I'm currently pondering the benefits of GPGPU on AMD's Fusion processors from a performance and power consumption perspective. To scratch this itch, I have starting to look into how well the OpenCL applications in the Phoronix Benchmark Suite run on my AMD E-350 netbook. I'm looking at the performance from both a throughput as well as from a power consumption perspective.
So far from a few quick tests, the performance looks like about 60%-100% better on the integrated GPU core than running the applications on the CPUs. Power-wise, the system's power consumption (as measured by the battery drain through ACPI) seems to be about 2 watts better when running on the GPU versus the CPU (overall system power ranges from ~12w-19w.
I decided to start looking into this for several reasons:
1. AMD's Fusion products have relatively better GPUs than they do CPUs. As a result, GPGPU could potentially have a large benefit on Fusion systems.
2. The mobile Fusion GPUs are designed for relatively low-power systems; as a result, the GPU's power consumption should be relatively modest as compared to a lot of discrete GPU applications. The low power of the GPU opens up the potential to utilize GPGPU to save power.
3. GPGPU performance is frequently heavily limited by memory bandwidth; as a result, it would be interesting to see if a GPGPU application has an advantage over a CPU-based application when they have access to exactly the same memory.
● ● ●
**COMPLETE THE FOLLOWING:**
**A.** Can you change "Fusion" to "APU" and give the GPGPU post again, beginning at the words "So far from" and stopping after "to save power."?
**B.** Can you take the post on GPGPU for AMD Fusion processors further from where it stops?
The items that come next have no connection to the post on GPGPU for AMD Fusion.

Layout coordinates data
● ● ●
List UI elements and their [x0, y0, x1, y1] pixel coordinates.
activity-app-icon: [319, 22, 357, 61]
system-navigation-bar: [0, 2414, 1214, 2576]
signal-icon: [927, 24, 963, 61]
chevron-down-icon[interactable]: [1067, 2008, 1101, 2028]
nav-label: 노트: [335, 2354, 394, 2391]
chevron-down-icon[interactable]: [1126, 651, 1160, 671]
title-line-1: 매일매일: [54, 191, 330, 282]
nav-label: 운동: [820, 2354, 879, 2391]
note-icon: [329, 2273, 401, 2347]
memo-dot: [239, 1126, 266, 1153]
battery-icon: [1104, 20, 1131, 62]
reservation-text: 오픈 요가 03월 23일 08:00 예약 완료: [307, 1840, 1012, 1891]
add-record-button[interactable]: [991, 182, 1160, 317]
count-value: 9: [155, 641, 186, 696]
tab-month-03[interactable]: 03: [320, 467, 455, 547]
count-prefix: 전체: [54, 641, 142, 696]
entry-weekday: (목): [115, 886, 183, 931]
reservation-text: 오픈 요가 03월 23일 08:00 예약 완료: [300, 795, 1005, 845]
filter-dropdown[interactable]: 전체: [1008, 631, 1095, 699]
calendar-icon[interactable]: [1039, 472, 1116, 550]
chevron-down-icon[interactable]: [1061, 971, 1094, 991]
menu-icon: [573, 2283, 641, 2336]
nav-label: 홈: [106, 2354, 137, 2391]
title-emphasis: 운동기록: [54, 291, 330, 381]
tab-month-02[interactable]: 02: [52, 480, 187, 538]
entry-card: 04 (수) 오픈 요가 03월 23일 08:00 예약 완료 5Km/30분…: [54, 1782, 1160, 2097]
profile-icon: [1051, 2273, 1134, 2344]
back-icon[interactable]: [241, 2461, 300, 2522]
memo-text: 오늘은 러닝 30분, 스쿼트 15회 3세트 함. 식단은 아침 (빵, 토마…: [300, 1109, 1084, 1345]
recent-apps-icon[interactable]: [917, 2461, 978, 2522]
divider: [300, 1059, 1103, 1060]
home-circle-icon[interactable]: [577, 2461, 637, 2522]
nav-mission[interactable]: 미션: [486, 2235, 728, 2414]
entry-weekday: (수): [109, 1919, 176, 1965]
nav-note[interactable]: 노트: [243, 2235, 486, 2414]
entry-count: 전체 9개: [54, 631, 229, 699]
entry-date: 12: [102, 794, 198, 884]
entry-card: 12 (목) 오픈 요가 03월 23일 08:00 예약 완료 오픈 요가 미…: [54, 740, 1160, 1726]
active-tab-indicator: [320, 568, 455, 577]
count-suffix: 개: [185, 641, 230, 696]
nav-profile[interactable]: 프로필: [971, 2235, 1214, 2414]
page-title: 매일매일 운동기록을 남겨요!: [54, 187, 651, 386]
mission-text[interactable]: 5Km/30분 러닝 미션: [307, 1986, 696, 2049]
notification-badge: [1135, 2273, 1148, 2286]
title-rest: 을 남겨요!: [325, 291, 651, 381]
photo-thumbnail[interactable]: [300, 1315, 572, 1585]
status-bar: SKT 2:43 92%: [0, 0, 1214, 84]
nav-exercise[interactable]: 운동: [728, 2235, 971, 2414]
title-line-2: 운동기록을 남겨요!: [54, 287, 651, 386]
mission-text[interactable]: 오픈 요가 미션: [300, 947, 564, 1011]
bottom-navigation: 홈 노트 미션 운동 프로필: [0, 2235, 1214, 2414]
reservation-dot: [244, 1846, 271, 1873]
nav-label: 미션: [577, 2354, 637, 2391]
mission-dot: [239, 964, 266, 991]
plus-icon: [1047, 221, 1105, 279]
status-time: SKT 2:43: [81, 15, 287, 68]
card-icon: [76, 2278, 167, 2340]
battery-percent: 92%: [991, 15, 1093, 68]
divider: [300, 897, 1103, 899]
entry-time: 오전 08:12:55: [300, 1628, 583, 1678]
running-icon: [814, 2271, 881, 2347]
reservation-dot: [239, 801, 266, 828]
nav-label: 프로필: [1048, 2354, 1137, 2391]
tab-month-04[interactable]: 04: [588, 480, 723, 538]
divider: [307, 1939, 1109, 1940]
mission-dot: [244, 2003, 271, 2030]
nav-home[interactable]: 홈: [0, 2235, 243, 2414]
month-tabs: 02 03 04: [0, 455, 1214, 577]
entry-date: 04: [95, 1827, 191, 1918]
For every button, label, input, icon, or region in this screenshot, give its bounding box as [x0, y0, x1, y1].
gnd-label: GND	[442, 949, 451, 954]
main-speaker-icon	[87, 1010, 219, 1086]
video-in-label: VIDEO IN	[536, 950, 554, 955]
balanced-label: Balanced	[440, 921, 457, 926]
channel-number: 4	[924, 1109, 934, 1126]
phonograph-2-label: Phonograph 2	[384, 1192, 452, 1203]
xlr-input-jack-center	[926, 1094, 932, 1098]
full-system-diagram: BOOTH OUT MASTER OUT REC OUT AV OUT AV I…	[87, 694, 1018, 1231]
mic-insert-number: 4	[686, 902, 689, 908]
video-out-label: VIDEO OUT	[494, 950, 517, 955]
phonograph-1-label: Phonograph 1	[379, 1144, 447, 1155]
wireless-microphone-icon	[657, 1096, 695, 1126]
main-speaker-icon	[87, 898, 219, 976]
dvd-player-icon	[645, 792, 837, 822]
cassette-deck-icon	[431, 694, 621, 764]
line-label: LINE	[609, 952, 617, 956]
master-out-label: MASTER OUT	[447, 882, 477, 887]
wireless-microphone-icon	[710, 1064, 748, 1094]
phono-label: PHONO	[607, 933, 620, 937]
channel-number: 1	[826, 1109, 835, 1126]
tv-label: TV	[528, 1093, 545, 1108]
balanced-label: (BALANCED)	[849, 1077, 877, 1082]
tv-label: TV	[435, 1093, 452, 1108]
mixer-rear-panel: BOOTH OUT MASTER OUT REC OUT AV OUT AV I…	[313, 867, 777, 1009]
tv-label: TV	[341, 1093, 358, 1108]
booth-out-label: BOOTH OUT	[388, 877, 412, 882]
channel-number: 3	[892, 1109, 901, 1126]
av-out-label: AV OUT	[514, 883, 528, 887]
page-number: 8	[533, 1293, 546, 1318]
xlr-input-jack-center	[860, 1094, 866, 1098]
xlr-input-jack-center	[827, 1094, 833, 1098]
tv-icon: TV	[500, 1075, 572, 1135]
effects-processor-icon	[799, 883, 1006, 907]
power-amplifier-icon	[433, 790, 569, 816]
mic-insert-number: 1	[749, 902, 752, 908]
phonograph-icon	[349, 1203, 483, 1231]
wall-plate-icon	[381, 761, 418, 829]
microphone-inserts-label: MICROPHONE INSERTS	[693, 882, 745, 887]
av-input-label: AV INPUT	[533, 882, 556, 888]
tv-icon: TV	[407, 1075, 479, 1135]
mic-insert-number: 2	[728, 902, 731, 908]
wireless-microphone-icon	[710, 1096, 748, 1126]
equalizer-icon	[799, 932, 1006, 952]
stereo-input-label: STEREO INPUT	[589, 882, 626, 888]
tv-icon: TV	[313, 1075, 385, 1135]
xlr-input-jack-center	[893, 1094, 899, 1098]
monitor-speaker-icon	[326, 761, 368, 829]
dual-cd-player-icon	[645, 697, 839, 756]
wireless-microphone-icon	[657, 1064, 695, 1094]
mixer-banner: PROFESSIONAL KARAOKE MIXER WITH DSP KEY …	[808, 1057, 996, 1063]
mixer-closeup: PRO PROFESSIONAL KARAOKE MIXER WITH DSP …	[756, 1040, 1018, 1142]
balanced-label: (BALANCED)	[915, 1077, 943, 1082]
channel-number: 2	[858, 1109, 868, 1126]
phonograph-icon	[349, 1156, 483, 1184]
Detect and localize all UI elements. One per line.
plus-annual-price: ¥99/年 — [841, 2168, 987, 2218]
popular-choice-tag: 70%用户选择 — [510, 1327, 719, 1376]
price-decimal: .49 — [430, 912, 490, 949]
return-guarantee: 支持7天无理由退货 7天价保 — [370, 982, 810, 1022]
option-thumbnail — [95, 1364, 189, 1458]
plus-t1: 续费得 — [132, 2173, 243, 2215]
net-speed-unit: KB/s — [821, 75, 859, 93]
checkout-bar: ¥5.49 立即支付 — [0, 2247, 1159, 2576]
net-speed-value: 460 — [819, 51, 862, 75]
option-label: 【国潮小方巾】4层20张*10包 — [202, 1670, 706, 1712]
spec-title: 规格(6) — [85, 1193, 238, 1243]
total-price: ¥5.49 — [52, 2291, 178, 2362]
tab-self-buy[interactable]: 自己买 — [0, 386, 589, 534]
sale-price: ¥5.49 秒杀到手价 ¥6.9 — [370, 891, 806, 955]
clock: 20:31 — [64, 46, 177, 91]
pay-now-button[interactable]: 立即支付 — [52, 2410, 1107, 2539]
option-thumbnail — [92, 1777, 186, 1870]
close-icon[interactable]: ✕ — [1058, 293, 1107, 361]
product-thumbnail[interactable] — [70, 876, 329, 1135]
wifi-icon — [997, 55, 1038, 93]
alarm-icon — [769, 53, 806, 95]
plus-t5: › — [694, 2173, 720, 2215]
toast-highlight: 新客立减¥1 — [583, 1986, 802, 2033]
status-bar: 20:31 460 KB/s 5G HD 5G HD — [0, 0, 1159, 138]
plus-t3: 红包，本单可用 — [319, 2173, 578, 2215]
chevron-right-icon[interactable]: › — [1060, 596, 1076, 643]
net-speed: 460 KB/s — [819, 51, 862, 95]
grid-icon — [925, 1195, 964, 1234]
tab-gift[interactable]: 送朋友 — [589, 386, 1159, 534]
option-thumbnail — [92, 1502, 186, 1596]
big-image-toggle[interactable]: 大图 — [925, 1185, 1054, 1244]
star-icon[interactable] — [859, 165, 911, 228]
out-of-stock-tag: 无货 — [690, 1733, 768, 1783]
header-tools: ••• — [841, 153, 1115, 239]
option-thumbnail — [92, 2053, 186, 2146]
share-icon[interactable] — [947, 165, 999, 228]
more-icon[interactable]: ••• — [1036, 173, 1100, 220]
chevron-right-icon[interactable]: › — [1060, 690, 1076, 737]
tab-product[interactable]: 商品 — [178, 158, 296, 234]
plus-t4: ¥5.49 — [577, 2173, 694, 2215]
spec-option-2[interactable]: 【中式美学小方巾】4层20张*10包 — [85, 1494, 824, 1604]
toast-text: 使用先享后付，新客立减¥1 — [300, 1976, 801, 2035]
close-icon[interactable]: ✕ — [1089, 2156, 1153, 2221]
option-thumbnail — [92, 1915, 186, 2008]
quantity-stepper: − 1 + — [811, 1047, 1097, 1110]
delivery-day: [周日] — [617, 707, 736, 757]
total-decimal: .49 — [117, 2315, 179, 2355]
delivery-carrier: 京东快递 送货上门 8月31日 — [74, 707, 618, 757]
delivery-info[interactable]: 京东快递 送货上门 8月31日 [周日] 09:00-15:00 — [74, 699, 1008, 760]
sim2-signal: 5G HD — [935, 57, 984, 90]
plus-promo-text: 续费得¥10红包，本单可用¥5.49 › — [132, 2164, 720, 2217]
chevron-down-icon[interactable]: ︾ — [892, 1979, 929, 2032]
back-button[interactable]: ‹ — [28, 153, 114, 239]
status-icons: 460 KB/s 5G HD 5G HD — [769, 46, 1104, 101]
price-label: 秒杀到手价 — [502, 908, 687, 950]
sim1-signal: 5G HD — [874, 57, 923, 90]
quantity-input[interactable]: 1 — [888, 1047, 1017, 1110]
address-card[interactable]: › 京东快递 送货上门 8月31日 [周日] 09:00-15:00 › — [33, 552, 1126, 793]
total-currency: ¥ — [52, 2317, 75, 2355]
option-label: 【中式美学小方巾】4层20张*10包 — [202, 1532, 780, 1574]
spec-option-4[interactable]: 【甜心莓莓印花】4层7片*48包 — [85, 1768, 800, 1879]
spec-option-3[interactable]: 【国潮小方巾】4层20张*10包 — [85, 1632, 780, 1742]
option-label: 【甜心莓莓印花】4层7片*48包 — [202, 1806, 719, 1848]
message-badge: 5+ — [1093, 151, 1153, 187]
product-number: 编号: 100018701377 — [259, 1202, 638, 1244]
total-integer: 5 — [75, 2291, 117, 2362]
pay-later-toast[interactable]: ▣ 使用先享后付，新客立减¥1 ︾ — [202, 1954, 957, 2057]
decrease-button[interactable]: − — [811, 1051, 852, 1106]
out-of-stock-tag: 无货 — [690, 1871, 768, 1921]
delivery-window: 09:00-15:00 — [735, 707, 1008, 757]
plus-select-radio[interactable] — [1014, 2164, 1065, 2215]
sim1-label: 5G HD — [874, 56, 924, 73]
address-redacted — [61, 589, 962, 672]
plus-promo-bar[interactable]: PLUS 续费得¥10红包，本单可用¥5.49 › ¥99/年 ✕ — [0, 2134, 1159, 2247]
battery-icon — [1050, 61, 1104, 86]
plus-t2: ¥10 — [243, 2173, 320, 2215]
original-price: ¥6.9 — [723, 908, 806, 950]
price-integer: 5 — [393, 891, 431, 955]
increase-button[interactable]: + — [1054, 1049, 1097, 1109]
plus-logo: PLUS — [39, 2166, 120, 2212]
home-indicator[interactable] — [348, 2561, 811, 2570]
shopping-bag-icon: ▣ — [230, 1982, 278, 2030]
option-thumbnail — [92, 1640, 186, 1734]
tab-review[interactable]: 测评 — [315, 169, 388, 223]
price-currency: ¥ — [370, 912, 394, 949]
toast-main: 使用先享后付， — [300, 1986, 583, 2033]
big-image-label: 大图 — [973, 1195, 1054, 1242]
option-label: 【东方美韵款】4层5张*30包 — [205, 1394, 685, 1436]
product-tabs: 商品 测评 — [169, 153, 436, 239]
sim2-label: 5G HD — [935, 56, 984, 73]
● ● ●
**ANSWERS TO THE EXERCISES:**
**A.**
So far from a few quick tests, the performance looks like about 60%-100% better on the integrated GPU core than running the applications on the CPUs. Power-wise, the system's power consumption (as measured by the battery drain through ACPI) seems to be about 2 watts better when running on the GPU versus the CPU (overall system power ranges from ~12w-19w.
I decided to start looking into this for several reasons:
1. AMD's APU products have relatively better GPUs than they do CPUs. As a result, GPGPU could potentially have a large benefit on APU systems.
2. The mobile APU GPUs are designed for relatively low-power systems; as a result, the GPU's power consumption should be relatively modest as compared to a lot of discrete GPU applications. The low power of the GPU opens up the potential to utilize GPGPU to save power.

**B.**
Before I spend too much time studying this question on my netbook, I'm wondering what other people think.
Tuesday, June 14, 2011
Tuesday, February 1, 2011
I'm thinking about, if I continue this work beyond my Ph.D. work, to develop a version of OCCAM that uses OpenCL. Here are some potential benefits that may result from using OCCAM with OpenCL:
- OpenCL is a stream-like language, similar to the programming model that OCCAM already targets. As a result, an OpenCL version of OCCAM would be relatively straightforward to do.
- OpenCL is/is becoming a widespread system for running parallel code on multicore as well as other platforms like GPGPU and CELL. As a result, moving to this platform would greatly improve the applicability of OCCAM.
- OpenCL is somewhat opaque in how it works under the hood, due to vendors' various proprietary implementations of it for their GPUs, etc. As a result, trying to ensure portable real-time performance on a variety of OpenCL platforms will be likely highly challenging.
- OCCAM's modeling of the application and computer system's behavior as a stochastic system can allow the application designer to work around this issue by adapting the application as needed. Providing such functionality may not require the full, multiple degrees of freedom implementation that OCCAM currently provides. Instead, it may only be necessary to provide a stripped-down version that just adapts the application to meet its timing deadline.
Thursday, April 22, 2010
Sunday, April 11, 2010
Right now, I'm trying to formally model OCCAM's behavior as a Markov Decision Process (MDP). Doing so will allow me to use a large variety of standard tools for testing MDPs, such as various MDP toolboxes for MATLAB. This will allow me to evaluate the suitability of different types of MDP solvers (Q-learning, value iteration, policy iteration, etc.) for OCCAM's controller.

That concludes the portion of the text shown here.